Requirement
Please reproduce the data below word for word, leaving out the pictures.

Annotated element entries
|---|
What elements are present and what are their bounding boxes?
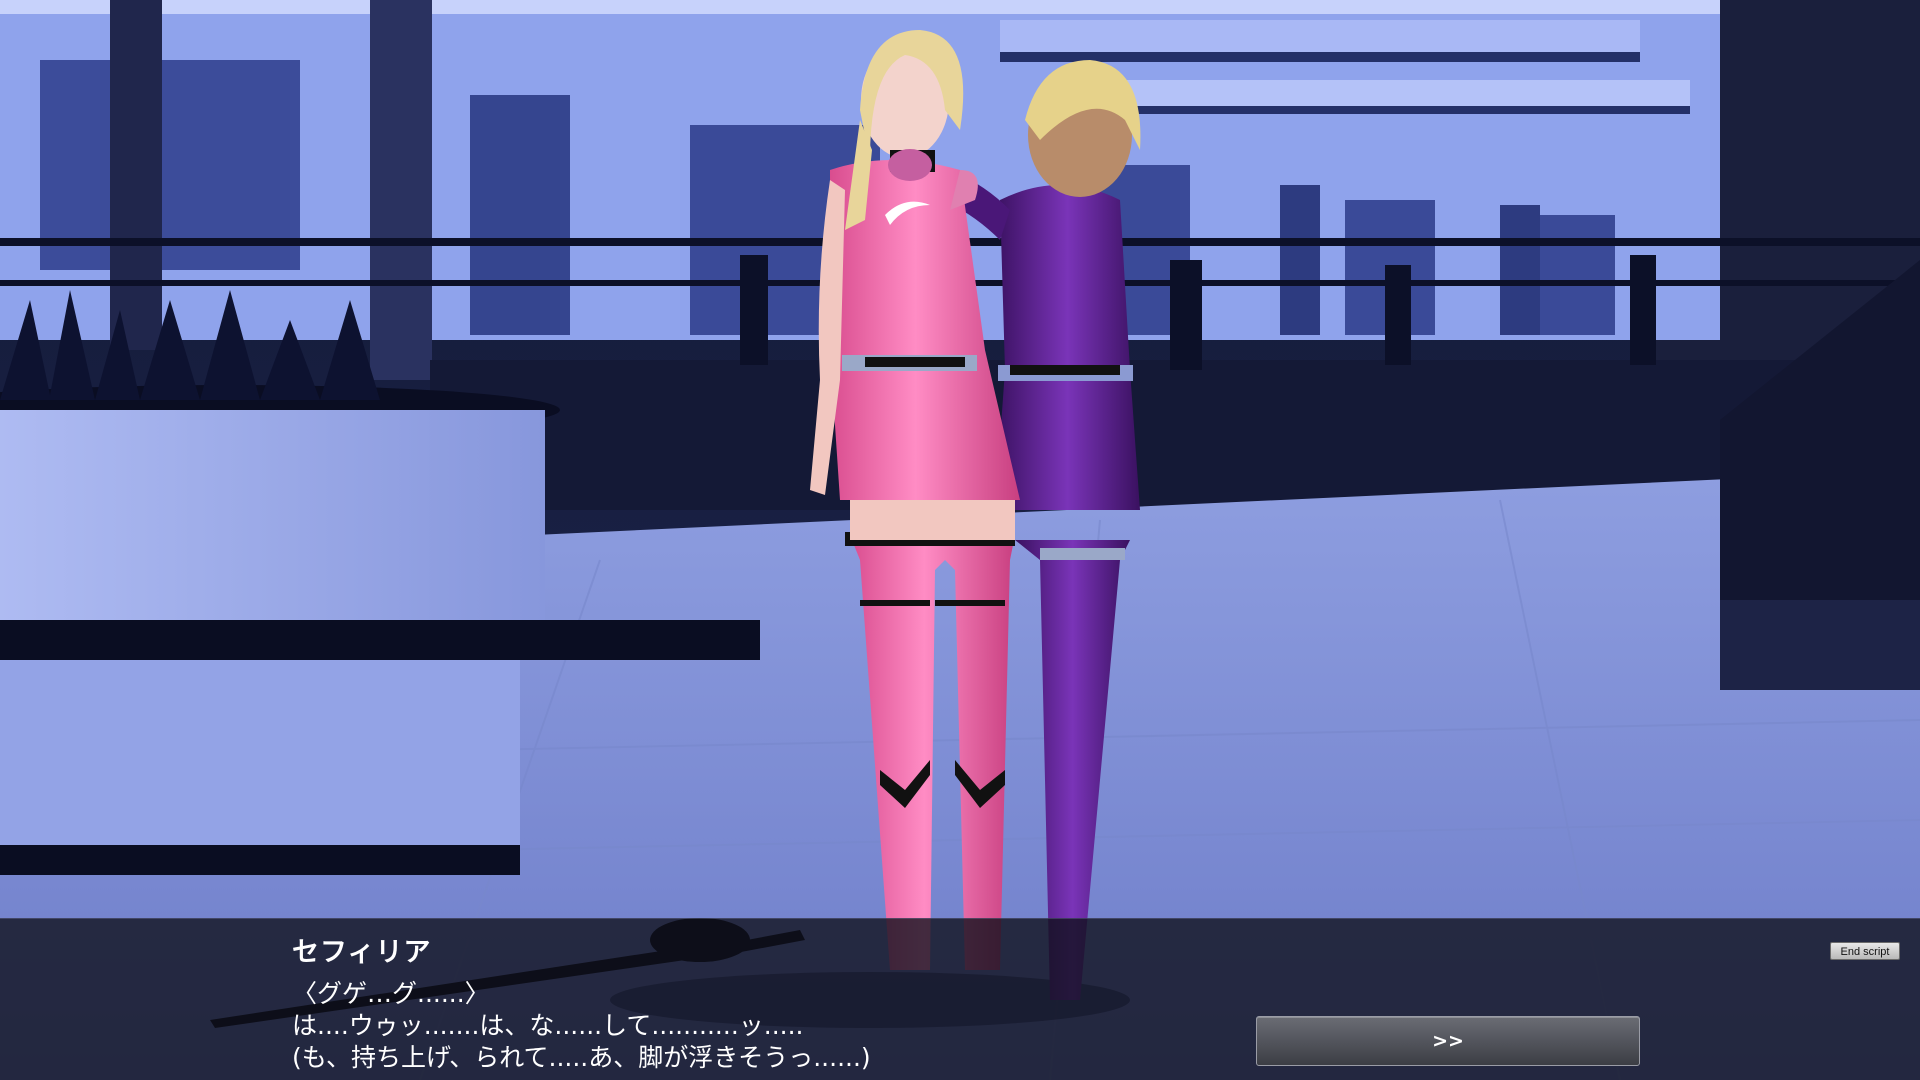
end-script-button[interactable]: End script — [1830, 942, 1900, 960]
next-button[interactable]: >> — [1256, 1016, 1640, 1066]
dialogue-line: 〈グゲ…グ......〉 — [292, 979, 490, 1008]
dialogue-line: (も、持ち上げ、られて.....あ、脚が浮きそうっ......) — [292, 1043, 871, 1072]
dialogue-line: は....ウゥッ.......は、な......して...........ッ..… — [292, 1011, 804, 1040]
game-screen: セフィリア 〈グゲ…グ......〉 は....ウゥッ.......は、な...… — [0, 0, 1920, 1080]
speaker-name: セフィリア — [292, 937, 432, 968]
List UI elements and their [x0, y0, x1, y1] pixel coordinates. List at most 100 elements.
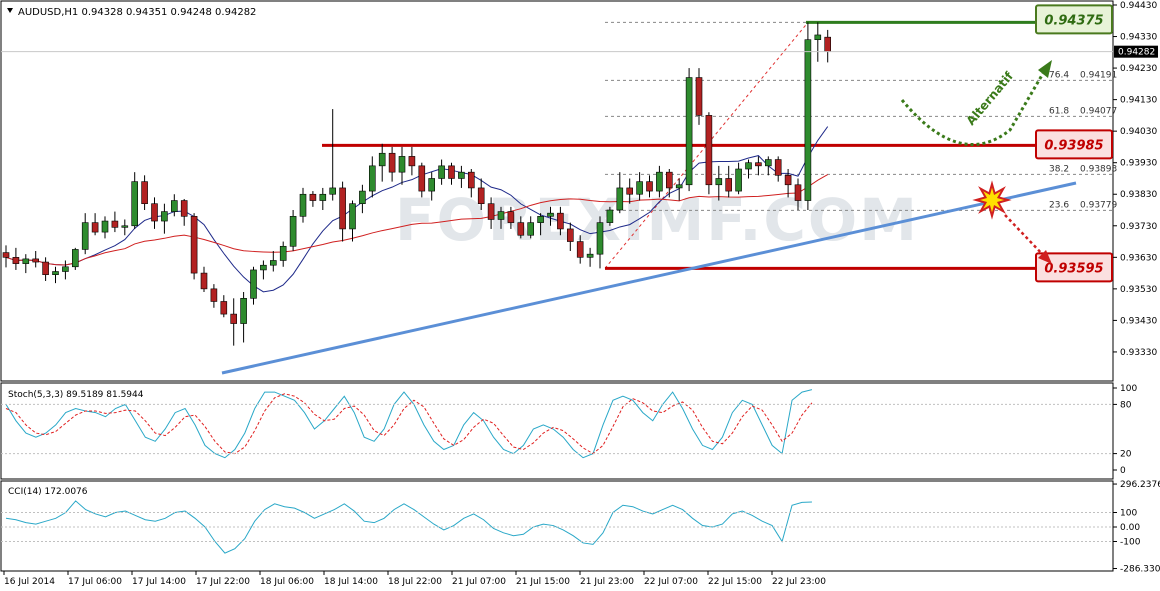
candle-body — [576, 241, 584, 258]
candle-body — [764, 159, 772, 167]
candle-body — [675, 184, 683, 189]
candle-body — [32, 258, 40, 263]
candle-body — [289, 216, 297, 247]
candle-body — [616, 187, 624, 211]
time-tick-label: 18 Jul 14:00 — [324, 577, 378, 587]
cci-tick-label: -286.3309 — [1120, 565, 1160, 575]
time-tick-label: 22 Jul 23:00 — [772, 577, 826, 587]
candle-body — [299, 193, 307, 217]
candle-body — [52, 271, 59, 275]
candle-body — [210, 288, 218, 302]
candle-body — [784, 175, 792, 186]
candle-body — [626, 187, 634, 195]
time-tick-label: 18 Jul 22:00 — [388, 577, 442, 587]
watermark: FOREXIMF.COM — [395, 186, 919, 254]
candle-body — [111, 220, 119, 228]
candle-body — [467, 171, 475, 189]
candle-body — [42, 261, 49, 275]
candle-body — [755, 162, 762, 167]
candle-body — [438, 165, 445, 179]
level-094375-label: 0.94375 — [1044, 13, 1103, 28]
candle-body — [408, 156, 416, 167]
candle-body — [22, 258, 30, 264]
candle-body — [557, 212, 564, 230]
cci-tick-label: -100 — [1120, 538, 1141, 548]
candle-body — [12, 257, 20, 264]
candle-body — [359, 190, 366, 205]
stoch-tick-label: 100 — [1120, 384, 1137, 394]
cci-tick-label: 100 — [1120, 509, 1137, 519]
current-price-label: 0.94282 — [1118, 48, 1155, 58]
candle-body — [665, 171, 673, 189]
candle-body — [101, 220, 109, 233]
candle-body — [487, 203, 495, 220]
fib-ratio-label: 23.6 — [1049, 200, 1069, 210]
time-tick-label: 16 Jul 2014 — [4, 577, 55, 587]
time-tick-label: 18 Jul 06:00 — [260, 577, 314, 587]
candle-body — [774, 159, 782, 176]
candle-body — [725, 178, 733, 192]
candle-body — [368, 165, 376, 192]
candle-body — [646, 181, 653, 192]
stoch-label: Stoch(5,3,3) 89.5189 81.5944 — [8, 390, 144, 400]
candle-body — [200, 272, 208, 290]
candle-body — [715, 178, 723, 186]
candle-body — [566, 228, 574, 242]
forex-chart: FOREXIMF.COM 76.4 0.94191 61.8 0.94077 38.2 0… — [0, 0, 1160, 587]
candle-body — [814, 34, 822, 40]
candle-body — [339, 187, 346, 230]
candle-body — [121, 225, 129, 228]
candle-body — [190, 216, 198, 274]
candle-body — [91, 222, 99, 233]
time-axis: 16 Jul 2014 17 Jul 06:00 17 Jul 14:00 17 Ju… — [3, 571, 826, 587]
candle-body — [685, 77, 693, 186]
candle-body — [507, 211, 515, 223]
stoch-tick-label: 80 — [1120, 400, 1132, 410]
candle-body — [477, 187, 485, 205]
candle-body — [458, 171, 465, 179]
time-tick-label: 17 Jul 14:00 — [132, 577, 186, 587]
candle-body — [448, 165, 455, 179]
candle-body — [151, 203, 158, 222]
candle-body — [527, 222, 535, 236]
candle-body — [141, 181, 148, 205]
price-tick-label: 0.93630 — [1120, 253, 1157, 263]
candle-body — [329, 187, 337, 195]
candle-body — [161, 211, 168, 222]
candle-body — [586, 253, 594, 258]
candle-body — [418, 165, 426, 192]
price-tick-label: 0.94130 — [1120, 96, 1157, 106]
price-tick-label: 0.93430 — [1120, 316, 1157, 326]
candle-body — [250, 269, 257, 299]
candle-body — [269, 260, 277, 266]
candle-body — [171, 200, 178, 212]
price-tick-label: 0.93930 — [1120, 159, 1157, 169]
breakout-burst-icon — [972, 180, 1012, 220]
candle-body — [606, 209, 614, 223]
candle-body — [824, 36, 832, 52]
cci-tick-label: 296.2376 — [1120, 480, 1160, 490]
candle-body — [745, 162, 752, 170]
candle-body — [388, 152, 396, 173]
fib-price-label: 0.93779 — [1080, 200, 1117, 210]
candle-body — [517, 222, 525, 236]
cci-label: CCI(14) 172.0076 — [8, 487, 88, 497]
price-tick-label: 0.93530 — [1120, 285, 1157, 295]
candle-body — [260, 264, 267, 271]
symbol-header: AUDUSD,H1 0.94328 0.94351 0.94248 0.9428… — [18, 7, 256, 18]
fib-price-label: 0.94191 — [1080, 70, 1117, 80]
candle-body — [794, 184, 802, 201]
level-093985-label: 0.93985 — [1044, 138, 1103, 153]
fib-price-label: 0.94077 — [1080, 106, 1117, 116]
candle-body — [537, 216, 544, 223]
candle-body — [309, 193, 317, 201]
candle-body — [279, 245, 287, 261]
cci-tick-label: 0.00 — [1120, 523, 1140, 533]
fib-ratio-label: 61.8 — [1049, 106, 1069, 116]
time-tick-label: 21 Jul 07:00 — [452, 577, 506, 587]
price-tick-label: 0.94230 — [1120, 64, 1157, 74]
time-tick-label: 21 Jul 15:00 — [516, 577, 570, 587]
candle-body — [81, 222, 89, 250]
cci-panel-frame — [0, 480, 1114, 572]
candle-body — [428, 178, 436, 192]
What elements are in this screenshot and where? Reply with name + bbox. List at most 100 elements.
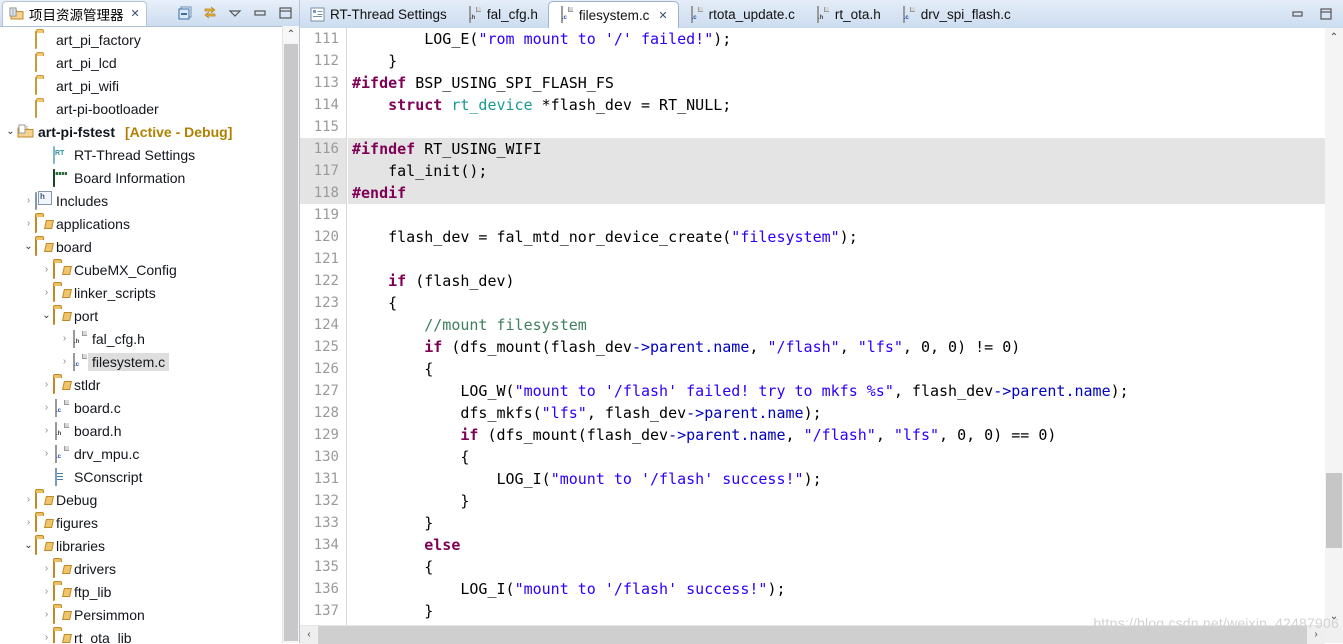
|---|
Response to the exercise
What elements are present and what are their bounding boxes?
end-script-button[interactable]: End script — [1830, 942, 1900, 960]
next-button[interactable]: >> — [1256, 1016, 1640, 1066]
dialogue-line: 〈グゲ…グ......〉 — [292, 979, 490, 1008]
dialogue-line: (も、持ち上げ、られて.....あ、脚が浮きそうっ......) — [292, 1043, 871, 1072]
dialogue-line: は....ウゥッ.......は、な......して...........ッ..… — [292, 1011, 804, 1040]
game-screen: セフィリア 〈グゲ…グ......〉 は....ウゥッ.......は、な...… — [0, 0, 1920, 1080]
speaker-name: セフィリア — [292, 937, 432, 968]
List UI elements and their [x0, y0, x1, y1] pixel coordinates. List at most 100 elements.
candle-body — [576, 241, 584, 258]
candle-body — [764, 159, 772, 167]
candle-body — [675, 184, 683, 189]
candle-body — [32, 258, 40, 263]
candle-body — [289, 216, 297, 247]
candle-body — [616, 187, 624, 211]
time-tick-label: 18 Jul 14:00 — [324, 577, 378, 587]
cci-tick-label: -286.3309 — [1120, 565, 1160, 575]
time-tick-label: 22 Jul 23:00 — [772, 577, 826, 587]
candle-body — [299, 193, 307, 217]
candle-body — [52, 271, 59, 275]
candle-body — [210, 288, 218, 302]
candle-body — [784, 175, 792, 186]
candle-body — [626, 187, 634, 195]
time-tick-label: 18 Jul 22:00 — [388, 577, 442, 587]
watermark: FOREXIMF.COM — [395, 186, 919, 254]
candle-body — [111, 220, 119, 228]
candle-body — [467, 171, 475, 189]
candle-body — [42, 261, 49, 275]
candle-body — [755, 162, 762, 167]
candle-body — [438, 165, 445, 179]
level-094375-label: 0.94375 — [1044, 13, 1103, 28]
candle-body — [408, 156, 416, 167]
candle-body — [22, 258, 30, 264]
candle-body — [557, 212, 564, 230]
cci-tick-label: -100 — [1120, 538, 1141, 548]
candle-body — [12, 257, 20, 264]
candle-body — [359, 190, 366, 205]
stoch-tick-label: 100 — [1120, 384, 1137, 394]
cci-tick-label: 100 — [1120, 509, 1137, 519]
current-price-label: 0.94282 — [1118, 48, 1155, 58]
candle-body — [665, 171, 673, 189]
candle-body — [101, 220, 109, 233]
candle-body — [487, 203, 495, 220]
fib-ratio-label: 23.6 — [1049, 200, 1069, 210]
time-tick-label: 16 Jul 2014 — [4, 577, 55, 587]
time-tick-label: 18 Jul 06:00 — [260, 577, 314, 587]
candle-body — [774, 159, 782, 176]
candle-body — [725, 178, 733, 192]
candle-body — [368, 165, 376, 192]
candle-body — [646, 181, 653, 192]
stoch-label: Stoch(5,3,3) 89.5189 81.5944 — [8, 390, 144, 400]
candle-body — [200, 272, 208, 290]
candle-body — [715, 178, 723, 186]
candle-body — [566, 228, 574, 242]
forex-chart: FOREXIMF.COM 76.4 0.94191 61.8 0.94077 38.2 0… — [0, 0, 1160, 587]
candle-body — [814, 34, 822, 40]
candle-body — [339, 187, 346, 230]
candle-body — [121, 225, 129, 228]
candle-body — [190, 216, 198, 274]
candle-body — [91, 222, 99, 233]
time-axis: 16 Jul 2014 17 Jul 06:00 17 Jul 14:00 17 Ju… — [3, 571, 826, 587]
candle-body — [685, 77, 693, 186]
candle-body — [507, 211, 515, 223]
stoch-tick-label: 80 — [1120, 400, 1132, 410]
candle-body — [477, 187, 485, 205]
candle-body — [458, 171, 465, 179]
time-tick-label: 17 Jul 14:00 — [132, 577, 186, 587]
candle-body — [448, 165, 455, 179]
candle-body — [151, 203, 158, 222]
candle-body — [527, 222, 535, 236]
candle-body — [141, 181, 148, 205]
price-tick-label: 0.93630 — [1120, 253, 1157, 263]
candle-body — [329, 187, 337, 195]
candle-body — [161, 211, 168, 222]
candle-body — [586, 253, 594, 258]
candle-body — [418, 165, 426, 192]
price-tick-label: 0.94130 — [1120, 96, 1157, 106]
price-tick-label: 0.93430 — [1120, 316, 1157, 326]
candle-body — [250, 269, 257, 299]
candle-body — [269, 260, 277, 266]
candle-body — [171, 200, 178, 212]
price-tick-label: 0.93930 — [1120, 159, 1157, 169]
breakout-burst-icon — [972, 180, 1012, 220]
candle-body — [606, 209, 614, 223]
candle-body — [824, 36, 832, 52]
cci-tick-label: 296.2376 — [1120, 480, 1160, 490]
candle-body — [745, 162, 752, 170]
candle-body — [388, 152, 396, 173]
fib-price-label: 0.93779 — [1080, 200, 1117, 210]
candle-body — [517, 222, 525, 236]
cci-label: CCI(14) 172.0076 — [8, 487, 88, 497]
price-tick-label: 0.93530 — [1120, 285, 1157, 295]
candle-body — [260, 264, 267, 271]
symbol-header: AUDUSD,H1 0.94328 0.94351 0.94248 0.9428… — [18, 7, 256, 18]
fib-price-label: 0.94191 — [1080, 70, 1117, 80]
candle-body — [794, 184, 802, 201]
level-093985-label: 0.93985 — [1044, 138, 1103, 153]
fib-price-label: 0.94077 — [1080, 106, 1117, 116]
candle-body — [537, 216, 544, 223]
candle-body — [309, 193, 317, 201]
candle-body — [279, 245, 287, 261]
cci-tick-label: 0.00 — [1120, 523, 1140, 533]
fib-ratio-label: 61.8 — [1049, 106, 1069, 116]
time-tick-label: 21 Jul 07:00 — [452, 577, 506, 587]
price-tick-label: 0.94230 — [1120, 64, 1157, 74]
time-tick-label: 21 Jul 15:00 — [516, 577, 570, 587]
candle-body — [81, 222, 89, 250]
cci-panel-frame — [0, 480, 1114, 572]
candle-body — [428, 178, 436, 192]
What elements are in this screenshot and where? Reply with name + bbox. List at most 100 elements.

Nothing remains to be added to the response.